Quote the records that follow in full, leaving the pictures out.

* BEGIN RECORD EXTRACTS *

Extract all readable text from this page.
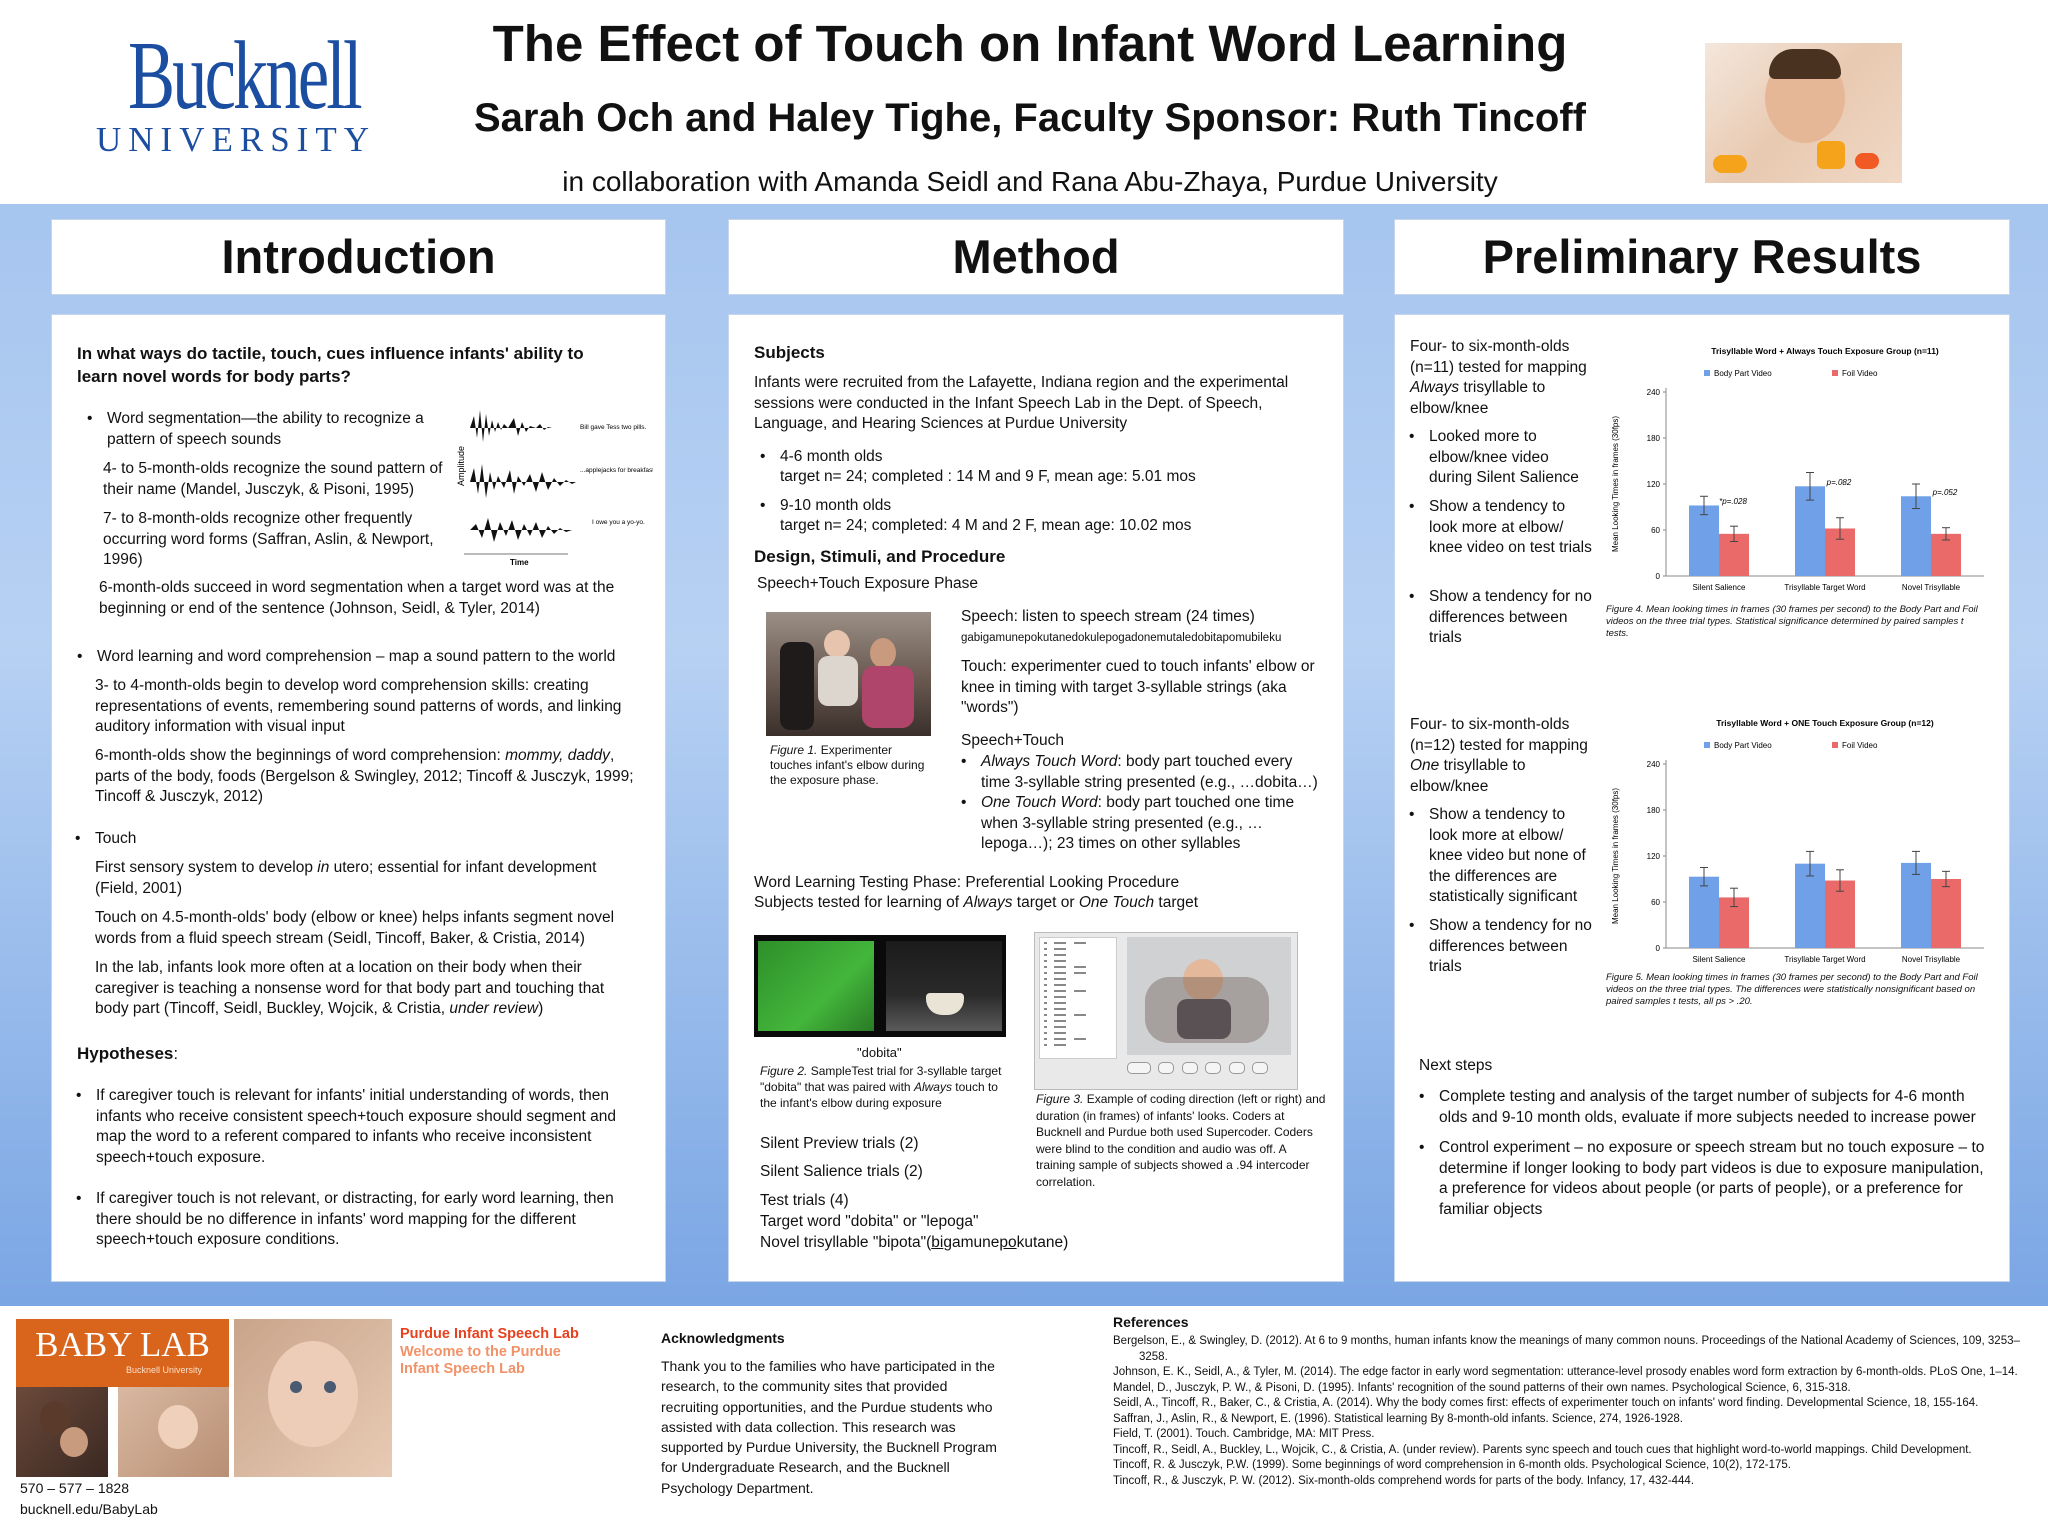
Bucknell
UNIVERSITY
The Effect of Touch on Infant Word Learning
Sarah Och and Haley Tighe, Faculty Sponsor: Ruth Tincoff
in collaboration with Amanda Seidl and Rana Abu-Zhaya, Purdue University
Introduction	Method	Preliminary Results
In what ways do tactile, touch, cues influence infants' ability to learn novel words for body parts?
• Word segmentation—the ability to recognize a pattern of speech sounds
4- to 5-month-olds recognize the sound pattern of their name (Mandel, Jusczyk, & Pisoni, 1995)
7- to 8-month-olds recognize other frequently occurring word forms (Saffran, Aslin, & Newport, 1996)
6-month-olds succeed in word segmentation when a target word was at the beginning or end of the sentence (Johnson, Seidl, & Tyler, 2014)
Amplitude
Bill gave Tess two pills.
...applejacks for breakfast...
I owe you a yo-yo.
Time
• Word learning and word comprehension – map a sound pattern to the world
3- to 4-month-olds begin to develop word comprehension skills: creating representations of events, remembering sound patterns of words, and linking auditory information with visual input
6-month-olds show the beginnings of word comprehension: mommy, daddy, parts of the body, foods (Bergelson & Swingley, 2012; Tincoff & Jusczyk, 1999; Tincoff & Jusczyk, 2012)
• Touch
First sensory system to develop in utero; essential for infant development (Field, 2001)
Touch on 4.5-month-olds' body (elbow or knee) helps infants segment novel words from a fluid speech stream (Seidl, Tincoff, Baker, & Cristia, 2014)
In the lab, infants look more often at a location on their body when their caregiver is teaching a nonsense word for that body part and touching that body part (Tincoff, Seidl, Buckley, Wojcik, & Cristia, under review)
Hypotheses:
• If caregiver touch is relevant for infants' initial understanding of words, then infants who receive consistent speech+touch exposure should segment and map the word to a referent compared to infants who receive inconsistent speech+touch exposure.
• If caregiver touch is not relevant, or distracting, for early word learning, then there should be no difference in infants' word mapping for the different speech+touch exposure conditions.
Subjects
Infants were recruited from the Lafayette, Indiana region and the experimental sessions were conducted in the Infant Speech Lab in the Dept. of Speech, Language, and Hearing Sciences at Purdue University
• 4-6 month olds
target n= 24; completed : 14 M and 9 F, mean age: 5.01 mos
• 9-10 month olds
target n= 24; completed: 4 M and 2 F, mean age: 10.02 mos
Design, Stimuli, and Procedure
Speech+Touch Exposure Phase
Figure 1. Experimenter touches infant's elbow during the exposure phase.
Speech: listen to speech stream (24 times)
gabigamunepokutanedokulepogadonemutaledobitapomubileku
Touch: experimenter cued to touch infants' elbow or knee in timing with target 3-syllable strings (aka "words")
Speech+Touch
• Always Touch Word: body part touched every time 3-syllable string presented (e.g., …dobita…)
• One Touch Word: body part touched one time when 3-syllable string presented (e.g., … lepoga…); 23 times on other syllables
Word Learning Testing Phase: Preferential Looking Procedure
Subjects tested for learning of Always target or One Touch target
"dobita"
Figure 2. SampleTest trial for 3-syllable target "dobita" that was paired with Always touch to the infant's elbow during exposure
	Figure 3. Example of coding direction (left or right) and duration (in frames) of infants' looks. Coders at Bucknell and Purdue both used Supercoder. Coders were blind to the condition and audio was off. A training sample of subjects showed a .94 intercoder correlation.
Silent Preview trials (2)
Silent Salience trials (2)
Test trials (4)
Target word "dobita" or "lepoga"
Novel trisyllable "bipota"(bigamunepokutane)
Four- to six-month-olds (n=11) tested for mapping Always trisyllable to elbow/knee
• Looked more to elbow/knee video during Silent Salience
• Show a tendency to look more at elbow/ knee video on test trials
• Show a tendency for no differences between trials
Four- to six-month-olds (n=12) tested for mapping One trisyllable to elbow/knee
• Show a tendency to look more at elbow/ knee video but none of the differences are statistically significant
• Show a tendency for no differences between trials
Trisyllable Word + Always Touch Exposure Group (n=11)
Body Part Video	Foil Video
Mean Looking Times in frames (30fps)
0
60
120
180
240
Silent Salience
*p=.028
Trisyllable Target Word
p=.082
Novel Trisyllable
p=.052
Figure 4. Mean looking times in frames (30 frames per second) to the Body Part and Foil videos on the three trial types. Statistical significance determined by paired samples t tests.
Trisyllable Word + ONE Touch Exposure Group (n=12)
Body Part Video	Foil Video
Mean Looking Times in frames (30fps)
0
60
120
180
240
Silent Salience	Trisyllable Target Word	Novel Trisyllable
Figure 5. Mean looking times in frames (30 frames per second) to the Body Part and Foil videos on the three trial types. The differences were statistically nonsignificant based on paired samples t tests, all ps > .20.
Next steps
• Complete testing and analysis of the target number of subjects for 4-6 month olds and 9-10 month olds, evaluate if more subjects needed to increase power
• Control experiment – no exposure or speech stream but no touch exposure – to determine if longer looking to body part videos is due to exposure manipulation, a preference for videos about people (or parts of people), or a preference for familiar objects
BABY LAB
Bucknell University
Purdue Infant Speech Lab
Welcome to the Purdue Infant Speech Lab
570 – 577 – 1828
bucknell.edu/BabyLab
Acknowledgments
Thank you to the families who have participated in the research, to the community sites that provided recruiting opportunities, and the Purdue students who assisted with data collection. This research was supported by Purdue University, the Bucknell Program for Undergraduate Research, and the Bucknell Psychology Department.
References
Bergelson, E., & Swingley, D. (2012). At 6 to 9 months, human infants know the meanings of many common nouns. Proceedings of the National Academy of Sciences, 109, 3253–3258.
Johnson, E. K., Seidl, A., & Tyler, M. (2014). The edge factor in early word segmentation: utterance-level prosody enables word form extraction by 6-month-olds. PLoS One, 1–14.
Mandel, D., Jusczyk, P. W., & Pisoni, D. (1995). Infants' recognition of the sound patterns of their own names. Psychological Science, 6, 315-318.
Seidl, A., Tincoff, R., Baker, C., & Cristia, A. (2014). Why the body comes first: effects of experimenter touch on infants' word finding. Developmental Science, 18, 155-164.
Saffran, J., Aslin, R., & Newport, E. (1996). Statistical learning By 8-month-old infants. Science, 274, 1926-1928.
Field, T. (2001). Touch. Cambridge, MA: MIT Press.
Tincoff, R., Seidl, A., Buckley, L., Wojcik, C., & Cristia, A. (under review). Parents sync speech and touch cues that highlight word-to-world mappings. Child Development.
Tincoff, R. & Jusczyk, P.W. (1999). Some beginnings of word comprehension in 6-month olds. Psychological Science, 10(2), 172-175.
Tincoff, R., & Jusczyk, P. W. (2012). Six-month-olds comprehend words for parts of the body. Infancy, 17, 432-444.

* END RECORD EXTRACTS *

▶ _FINAL RESULT_:
Extract all readable text from this page.
Bucknell
UNIVERSITY
The Effect of Touch on Infant Word Learning
Sarah Och and Haley Tighe, Faculty Sponsor: Ruth Tincoff
in collaboration with Amanda Seidl and Rana Abu-Zhaya, Purdue University
Introduction	Method	Preliminary Results
In what ways do tactile, touch, cues influence infants' ability to learn novel words for body parts?
• Word segmentation—the ability to recognize a pattern of speech sounds
4- to 5-month-olds recognize the sound pattern of their name (Mandel, Jusczyk, & Pisoni, 1995)
7- to 8-month-olds recognize other frequently occurring word forms (Saffran, Aslin, & Newport, 1996)
6-month-olds succeed in word segmentation when a target word was at the beginning or end of the sentence (Johnson, Seidl, & Tyler, 2014)
Amplitude
Bill gave Tess two pills.
...applejacks for breakfast...
I owe you a yo-yo.
Time
• Word learning and word comprehension – map a sound pattern to the world
3- to 4-month-olds begin to develop word comprehension skills: creating representations of events, remembering sound patterns of words, and linking auditory information with visual input
6-month-olds show the beginnings of word comprehension: mommy, daddy, parts of the body, foods (Bergelson & Swingley, 2012; Tincoff & Jusczyk, 1999; Tincoff & Jusczyk, 2012)
• Touch
First sensory system to develop in utero; essential for infant development (Field, 2001)
Touch on 4.5-month-olds' body (elbow or knee) helps infants segment novel words from a fluid speech stream (Seidl, Tincoff, Baker, & Cristia, 2014)
In the lab, infants look more often at a location on their body when their caregiver is teaching a nonsense word for that body part and touching that body part (Tincoff, Seidl, Buckley, Wojcik, & Cristia, under review)
Hypotheses:
• If caregiver touch is relevant for infants' initial understanding of words, then infants who receive consistent speech+touch exposure should segment and map the word to a referent compared to infants who receive inconsistent speech+touch exposure.
• If caregiver touch is not relevant, or distracting, for early word learning, then there should be no difference in infants' word mapping for the different speech+touch exposure conditions.
Subjects
Infants were recruited from the Lafayette, Indiana region and the experimental sessions were conducted in the Infant Speech Lab in the Dept. of Speech, Language, and Hearing Sciences at Purdue University
• 4-6 month olds
target n= 24; completed : 14 M and 9 F, mean age: 5.01 mos
• 9-10 month olds
target n= 24; completed: 4 M and 2 F, mean age: 10.02 mos
Design, Stimuli, and Procedure
Speech+Touch Exposure Phase
Figure 1. Experimenter touches infant's elbow during the exposure phase.
Speech: listen to speech stream (24 times)
gabigamunepokutanedokulepogadonemutaledobitapomubileku
Touch: experimenter cued to touch infants' elbow or knee in timing with target 3-syllable strings (aka "words")
Speech+Touch
• Always Touch Word: body part touched every time 3-syllable string presented (e.g., …dobita…)
• One Touch Word: body part touched one time when 3-syllable string presented (e.g., … lepoga…); 23 times on other syllables
Word Learning Testing Phase: Preferential Looking Procedure
Subjects tested for learning of Always target or One Touch target
"dobita"
Figure 2. SampleTest trial for 3-syllable target "dobita" that was paired with Always touch to the infant's elbow during exposure
	Figure 3. Example of coding direction (left or right) and duration (in frames) of infants' looks. Coders at Bucknell and Purdue both used Supercoder. Coders were blind to the condition and audio was off. A training sample of subjects showed a .94 intercoder correlation.
Silent Preview trials (2)
Silent Salience trials (2)
Test trials (4)
Target word "dobita" or "lepoga"
Novel trisyllable "bipota"(bigamunepokutane)
Four- to six-month-olds (n=11) tested for mapping Always trisyllable to elbow/knee
• Looked more to elbow/knee video during Silent Salience
• Show a tendency to look more at elbow/ knee video on test trials
• Show a tendency for no differences between trials
Four- to six-month-olds (n=12) tested for mapping One trisyllable to elbow/knee
• Show a tendency to look more at elbow/ knee video but none of the differences are statistically significant
• Show a tendency for no differences between trials
Trisyllable Word + Always Touch Exposure Group (n=11)
Body Part Video	Foil Video
Mean Looking Times in frames (30fps)
0
60
120
180
240
Silent Salience
*p=.028
Trisyllable Target Word
p=.082
Novel Trisyllable
p=.052
Figure 4. Mean looking times in frames (30 frames per second) to the Body Part and Foil videos on the three trial types. Statistical significance determined by paired samples t tests.
Trisyllable Word + ONE Touch Exposure Group (n=12)
Body Part Video	Foil Video
Mean Looking Times in frames (30fps)
0
60
120
180
240
Silent Salience	Trisyllable Target Word	Novel Trisyllable
Figure 5. Mean looking times in frames (30 frames per second) to the Body Part and Foil videos on the three trial types. The differences were statistically nonsignificant based on paired samples t tests, all ps > .20.
Next steps
• Complete testing and analysis of the target number of subjects for 4-6 month olds and 9-10 month olds, evaluate if more subjects needed to increase power
• Control experiment – no exposure or speech stream but no touch exposure – to determine if longer looking to body part videos is due to exposure manipulation, a preference for videos about people (or parts of people), or a preference for familiar objects
BABY LAB
Bucknell University
Purdue Infant Speech Lab
Welcome to the Purdue Infant Speech Lab
570 – 577 – 1828
bucknell.edu/BabyLab
Acknowledgments
Thank you to the families who have participated in the research, to the community sites that provided recruiting opportunities, and the Purdue students who assisted with data collection. This research was supported by Purdue University, the Bucknell Program for Undergraduate Research, and the Bucknell Psychology Department.
References
Bergelson, E., & Swingley, D. (2012). At 6 to 9 months, human infants know the meanings of many common nouns. Proceedings of the National Academy of Sciences, 109, 3253–3258.
Johnson, E. K., Seidl, A., & Tyler, M. (2014). The edge factor in early word segmentation: utterance-level prosody enables word form extraction by 6-month-olds. PLoS One, 1–14.
Mandel, D., Jusczyk, P. W., & Pisoni, D. (1995). Infants' recognition of the sound patterns of their own names. Psychological Science, 6, 315-318.
Seidl, A., Tincoff, R., Baker, C., & Cristia, A. (2014). Why the body comes first: effects of experimenter touch on infants' word finding. Developmental Science, 18, 155-164.
Saffran, J., Aslin, R., & Newport, E. (1996). Statistical learning By 8-month-old infants. Science, 274, 1926-1928.
Field, T. (2001). Touch. Cambridge, MA: MIT Press.
Tincoff, R., Seidl, A., Buckley, L., Wojcik, C., & Cristia, A. (under review). Parents sync speech and touch cues that highlight word-to-world mappings. Child Development.
Tincoff, R. & Jusczyk, P.W. (1999). Some beginnings of word comprehension in 6-month olds. Psychological Science, 10(2), 172-175.
Tincoff, R., & Jusczyk, P. W. (2012). Six-month-olds comprehend words for parts of the body. Infancy, 17, 432-444.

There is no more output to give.